>> begin RECORDS FOR THIS EXERCISE

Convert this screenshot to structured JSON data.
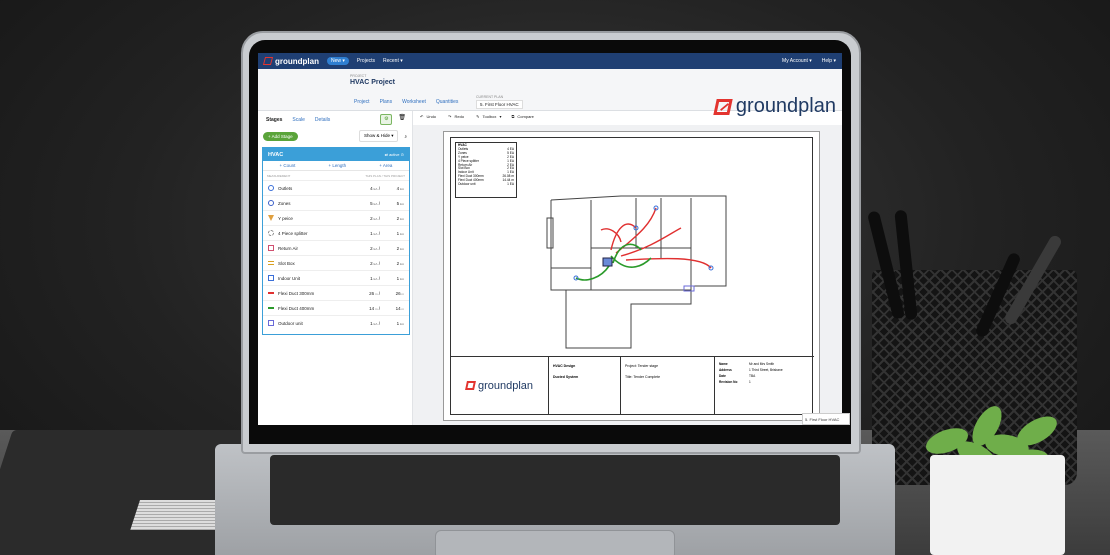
{
  "topbar": {
    "brand": "groundplan",
    "new_label": "New",
    "projects_label": "Projects",
    "recent_label": "Recent",
    "account_label": "My Account",
    "help_label": "Help"
  },
  "header": {
    "project_caption": "PROJECT",
    "project_title": "HVAC Project",
    "tabs": [
      "Project",
      "Plans",
      "Worksheet",
      "Quantities"
    ],
    "current_plan_caption": "CURRENT PLAN",
    "current_plan": "5. First Floor HVAC",
    "brand_big": "groundplan"
  },
  "panel": {
    "tabs": [
      "Stages",
      "Scale",
      "Details"
    ],
    "add_stage": "+ Add Stage",
    "show_hide": "Show & Hide",
    "stage_name": "HVAC",
    "stage_status": "active",
    "measure_buttons": [
      "+ Count",
      "+ Length",
      "+ Area"
    ],
    "col_left": "MEASUREMENT",
    "col_right": "THIS PLAN / THIS PROJECT",
    "items": [
      {
        "name": "Outlets",
        "plan": "4",
        "project": "4",
        "unit": "EA",
        "color": "#3b6fd8",
        "icon": "circle-outline-icon"
      },
      {
        "name": "Zones",
        "plan": "5",
        "project": "5",
        "unit": "EA",
        "color": "#3b5fc8",
        "icon": "circle-outline-icon"
      },
      {
        "name": "Y peice",
        "plan": "2",
        "project": "2",
        "unit": "EA",
        "color": "#e0a040",
        "icon": "triangle-icon"
      },
      {
        "name": "4 Piece splitter",
        "plan": "1",
        "project": "1",
        "unit": "EA",
        "color": "#888888",
        "icon": "dashed-circle-icon"
      },
      {
        "name": "Return Air",
        "plan": "2",
        "project": "2",
        "unit": "EA",
        "color": "#d05070",
        "icon": "square-icon"
      },
      {
        "name": "Slot Box",
        "plan": "2",
        "project": "2",
        "unit": "EA",
        "color": "#d9a020",
        "icon": "slot-icon"
      },
      {
        "name": "Indoor Unit",
        "plan": "1",
        "project": "1",
        "unit": "EA",
        "color": "#3b6fd8",
        "icon": "unit-icon"
      },
      {
        "name": "Flexi Duct 300mm",
        "plan": "26",
        "project": "26",
        "unit": "m",
        "color": "#e03030",
        "icon": "line-icon"
      },
      {
        "name": "Flexi Duct 400mm",
        "plan": "14",
        "project": "14",
        "unit": "m",
        "color": "#2a9a2a",
        "icon": "line-icon"
      },
      {
        "name": "Outdoor unit",
        "plan": "1",
        "project": "1",
        "unit": "EA",
        "color": "#6a6ad8",
        "icon": "rect-icon"
      }
    ]
  },
  "toolbar": {
    "undo": "Undo",
    "redo": "Redo",
    "toolbox": "Toolbox",
    "compare": "Compare"
  },
  "legend": {
    "title": "HVAC",
    "rows": [
      {
        "name": "Outlets",
        "qty": "4 EA"
      },
      {
        "name": "Zones",
        "qty": "5 EA"
      },
      {
        "name": "Y peice",
        "qty": "2 EA"
      },
      {
        "name": "4 Piece splitter",
        "qty": "1 EA"
      },
      {
        "name": "Return Air",
        "qty": "2 EA"
      },
      {
        "name": "Slot Box",
        "qty": "2 EA"
      },
      {
        "name": "Indoor Unit",
        "qty": "1 EA"
      },
      {
        "name": "Flexi Duct 300mm",
        "qty": "26.08 m"
      },
      {
        "name": "Flexi Duct 400mm",
        "qty": "14.44 m"
      },
      {
        "name": "Outdoor unit",
        "qty": "1 EA"
      }
    ]
  },
  "titleblock": {
    "brand": "groundplan",
    "design_title": "HVAC Design",
    "design_sub": "Ducted System",
    "project": "Project: Tender stage",
    "title": "Title: Tender Complete",
    "kv": [
      {
        "k": "Name",
        "v": "Mr and Mrs Smith"
      },
      {
        "k": "Address",
        "v": "1 Third Street, Brisbane"
      },
      {
        "k": "Date",
        "v": "TBA"
      },
      {
        "k": "Revision No",
        "v": "1"
      }
    ]
  },
  "tooltip": "5. First Floor HVAC"
}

>> end RECORDS FOR THIS EXERCISE

## GIVEN TASK
Pick out each line in the material containing "HVAC".

## TASK RESULT
    "project_title": "HVAC Project",
    "current_plan": "5. First Floor HVAC",
    "stage_name": "HVAC",
    "title": "HVAC",
    "design_title": "HVAC Design",
  "tooltip": "5. First Floor HVAC"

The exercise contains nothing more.